[Start]
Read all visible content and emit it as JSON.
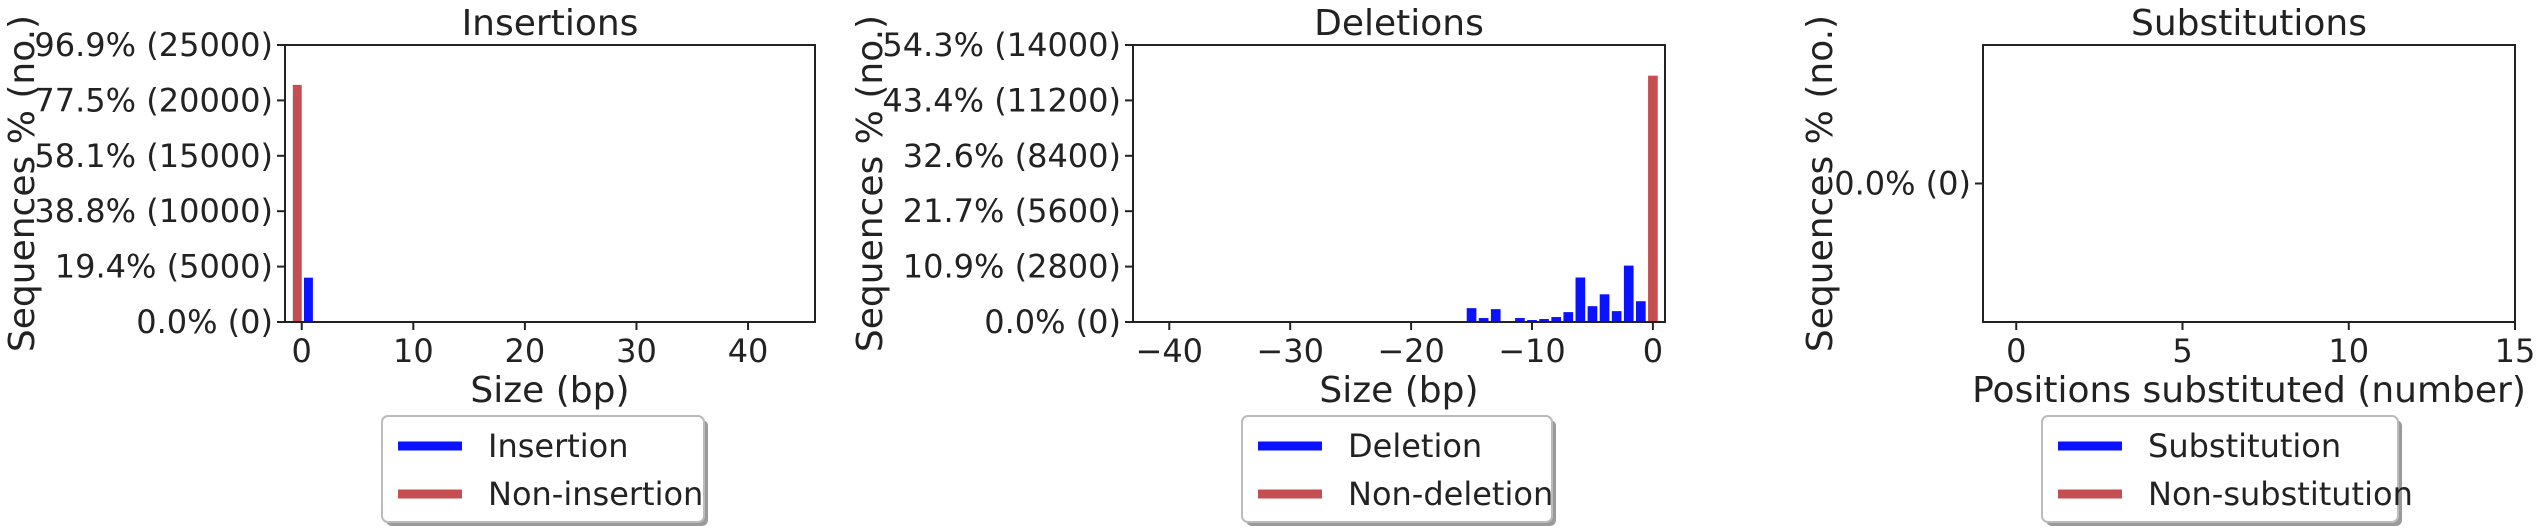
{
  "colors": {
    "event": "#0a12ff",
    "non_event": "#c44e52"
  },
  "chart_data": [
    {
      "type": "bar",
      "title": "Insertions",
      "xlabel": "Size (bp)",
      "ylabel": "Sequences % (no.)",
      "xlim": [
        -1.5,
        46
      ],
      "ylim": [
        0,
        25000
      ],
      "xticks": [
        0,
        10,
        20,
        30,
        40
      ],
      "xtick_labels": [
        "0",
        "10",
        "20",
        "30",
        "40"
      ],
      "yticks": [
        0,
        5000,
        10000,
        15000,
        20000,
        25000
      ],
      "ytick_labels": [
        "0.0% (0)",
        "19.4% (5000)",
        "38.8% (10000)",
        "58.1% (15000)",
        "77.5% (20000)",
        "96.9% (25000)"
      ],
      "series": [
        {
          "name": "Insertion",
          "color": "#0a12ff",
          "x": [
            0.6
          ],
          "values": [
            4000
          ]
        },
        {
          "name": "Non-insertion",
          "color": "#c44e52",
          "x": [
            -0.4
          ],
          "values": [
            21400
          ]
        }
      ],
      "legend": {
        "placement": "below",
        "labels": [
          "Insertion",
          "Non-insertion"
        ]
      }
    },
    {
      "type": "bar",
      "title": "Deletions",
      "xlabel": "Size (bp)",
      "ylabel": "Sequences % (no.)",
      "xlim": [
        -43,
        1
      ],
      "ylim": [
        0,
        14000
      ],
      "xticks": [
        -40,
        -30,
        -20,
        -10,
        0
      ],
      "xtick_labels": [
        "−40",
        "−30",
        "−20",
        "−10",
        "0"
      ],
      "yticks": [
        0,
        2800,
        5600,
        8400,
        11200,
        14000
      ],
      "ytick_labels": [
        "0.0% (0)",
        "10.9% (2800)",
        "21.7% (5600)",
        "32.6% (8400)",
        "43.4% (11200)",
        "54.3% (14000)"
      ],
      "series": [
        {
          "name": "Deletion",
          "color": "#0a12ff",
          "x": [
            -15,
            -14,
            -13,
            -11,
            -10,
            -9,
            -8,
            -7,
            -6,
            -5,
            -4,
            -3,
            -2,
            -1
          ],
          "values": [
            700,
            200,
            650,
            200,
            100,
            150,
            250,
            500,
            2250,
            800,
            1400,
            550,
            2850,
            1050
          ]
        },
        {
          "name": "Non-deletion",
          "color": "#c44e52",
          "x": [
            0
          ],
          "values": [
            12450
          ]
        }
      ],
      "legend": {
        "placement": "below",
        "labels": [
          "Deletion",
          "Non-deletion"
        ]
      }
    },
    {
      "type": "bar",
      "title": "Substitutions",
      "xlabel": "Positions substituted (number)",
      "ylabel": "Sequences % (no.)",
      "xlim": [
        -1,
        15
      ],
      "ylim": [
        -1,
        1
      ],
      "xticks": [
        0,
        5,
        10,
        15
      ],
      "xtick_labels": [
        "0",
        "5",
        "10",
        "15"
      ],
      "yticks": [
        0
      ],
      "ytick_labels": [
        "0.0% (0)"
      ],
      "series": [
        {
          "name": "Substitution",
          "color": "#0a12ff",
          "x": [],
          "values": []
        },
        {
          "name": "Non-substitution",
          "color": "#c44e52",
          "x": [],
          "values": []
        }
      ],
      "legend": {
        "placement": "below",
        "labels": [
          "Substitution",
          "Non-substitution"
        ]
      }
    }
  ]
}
[End]
[Start]
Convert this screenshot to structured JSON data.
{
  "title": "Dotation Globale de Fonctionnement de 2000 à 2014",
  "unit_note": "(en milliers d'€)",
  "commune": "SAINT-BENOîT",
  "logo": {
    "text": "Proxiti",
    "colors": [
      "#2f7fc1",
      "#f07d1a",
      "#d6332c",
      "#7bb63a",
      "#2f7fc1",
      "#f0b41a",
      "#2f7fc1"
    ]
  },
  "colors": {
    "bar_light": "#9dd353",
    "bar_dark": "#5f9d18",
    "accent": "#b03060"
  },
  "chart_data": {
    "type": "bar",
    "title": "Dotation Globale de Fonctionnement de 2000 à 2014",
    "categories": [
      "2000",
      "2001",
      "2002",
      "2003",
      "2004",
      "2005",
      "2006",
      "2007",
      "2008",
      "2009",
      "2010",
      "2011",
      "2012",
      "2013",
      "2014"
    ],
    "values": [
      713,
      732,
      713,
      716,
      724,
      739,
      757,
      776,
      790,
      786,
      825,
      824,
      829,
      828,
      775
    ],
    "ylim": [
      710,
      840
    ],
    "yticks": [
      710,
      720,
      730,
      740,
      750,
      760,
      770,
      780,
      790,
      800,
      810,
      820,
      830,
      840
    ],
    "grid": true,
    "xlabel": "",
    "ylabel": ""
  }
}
[End]
* _Work instructions_
Above are several records. Count the lines among them that contain "Dotation" and give only the total.

* _Response below_
2